DATA FOR THIS EXERCISE:
##############################
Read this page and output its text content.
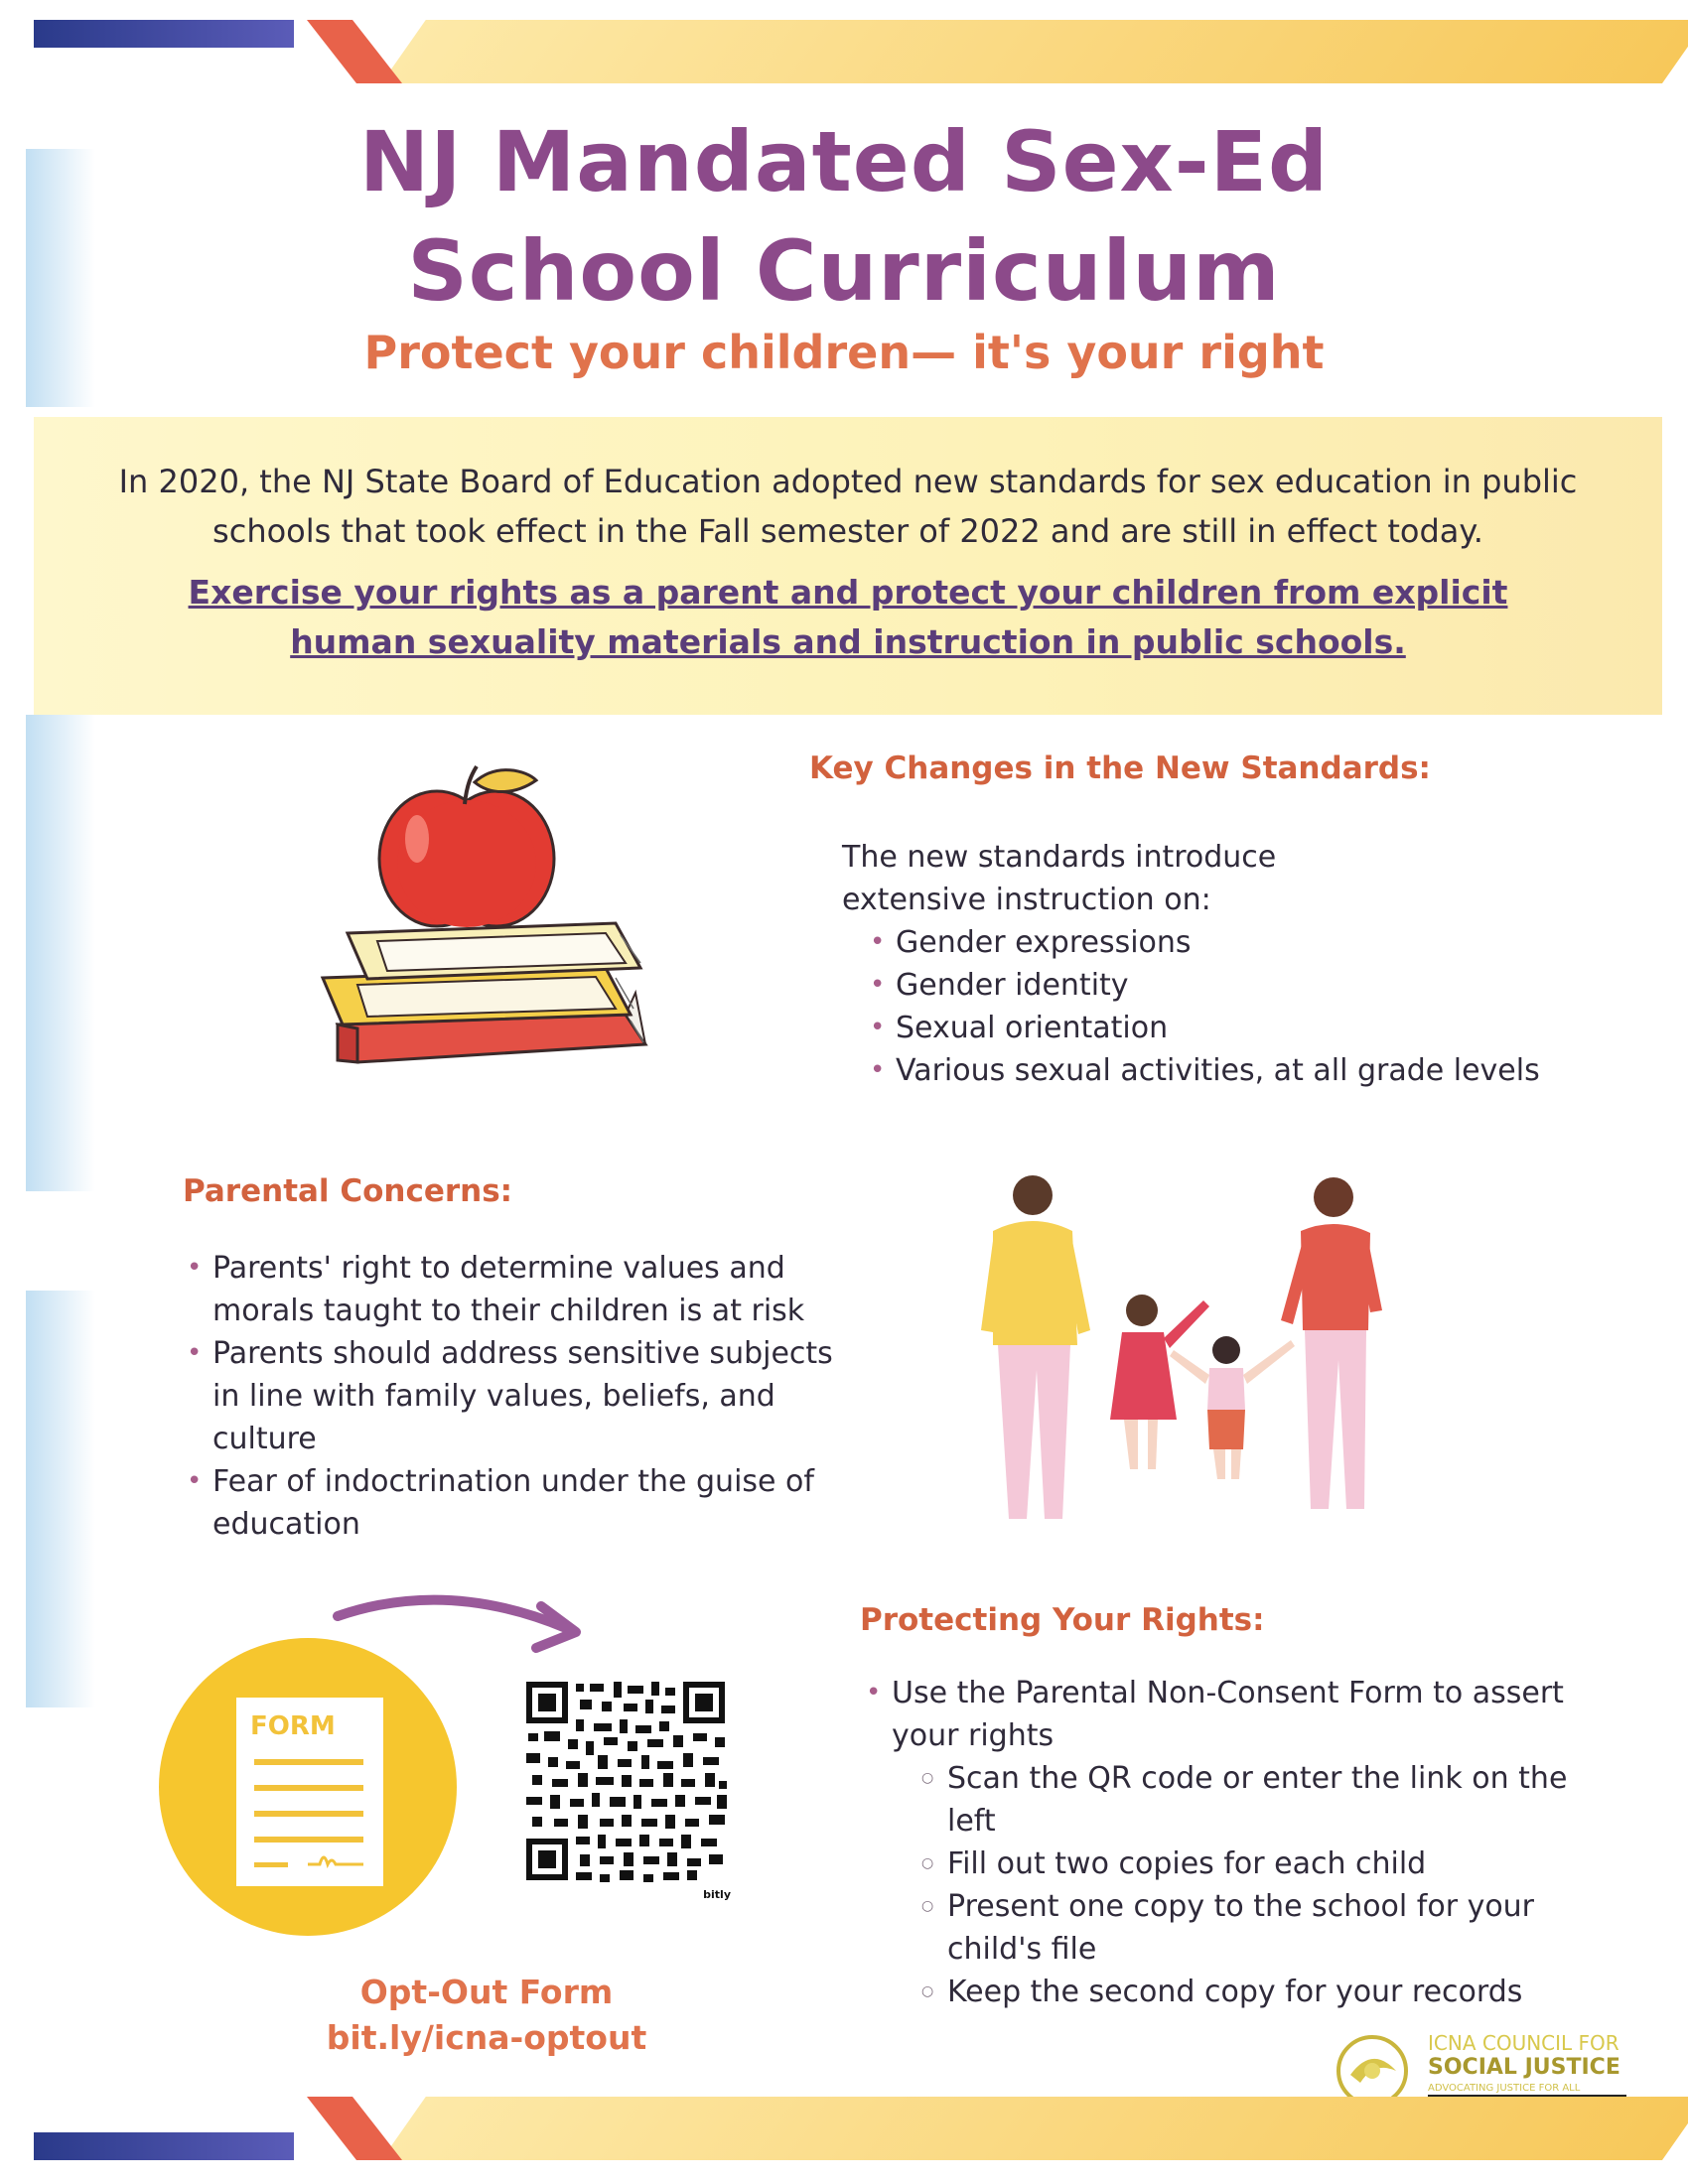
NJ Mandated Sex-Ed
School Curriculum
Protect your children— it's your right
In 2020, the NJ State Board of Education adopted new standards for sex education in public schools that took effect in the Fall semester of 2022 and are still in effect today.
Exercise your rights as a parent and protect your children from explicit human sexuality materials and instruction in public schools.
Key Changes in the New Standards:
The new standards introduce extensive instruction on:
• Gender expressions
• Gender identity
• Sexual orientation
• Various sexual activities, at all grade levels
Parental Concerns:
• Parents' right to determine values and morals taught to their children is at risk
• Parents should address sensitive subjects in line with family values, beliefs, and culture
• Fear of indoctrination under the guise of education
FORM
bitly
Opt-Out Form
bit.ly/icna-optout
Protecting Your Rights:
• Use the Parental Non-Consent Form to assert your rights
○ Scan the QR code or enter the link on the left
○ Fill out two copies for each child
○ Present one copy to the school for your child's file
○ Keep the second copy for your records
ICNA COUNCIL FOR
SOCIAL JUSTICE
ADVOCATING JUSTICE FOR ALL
##############################
EXERCISE AIM: The material above holds pictures; copy everything else in it exactly.

FINAL ANSWER:
Read this page and output its text content.
NJ Mandated Sex-Ed
School Curriculum
Protect your children— it's your right
In 2020, the NJ State Board of Education adopted new standards for sex education in public schools that took effect in the Fall semester of 2022 and are still in effect today.
Exercise your rights as a parent and protect your children from explicit human sexuality materials and instruction in public schools.
Key Changes in the New Standards:
The new standards introduce extensive instruction on:
• Gender expressions
• Gender identity
• Sexual orientation
• Various sexual activities, at all grade levels
Parental Concerns:
• Parents' right to determine values and morals taught to their children is at risk
• Parents should address sensitive subjects in line with family values, beliefs, and culture
• Fear of indoctrination under the guise of education
FORM
bitly
Opt-Out Form
bit.ly/icna-optout
Protecting Your Rights:
• Use the Parental Non-Consent Form to assert your rights
○ Scan the QR code or enter the link on the left
○ Fill out two copies for each child
○ Present one copy to the school for your child's file
○ Keep the second copy for your records
ICNA COUNCIL FOR
SOCIAL JUSTICE
ADVOCATING JUSTICE FOR ALL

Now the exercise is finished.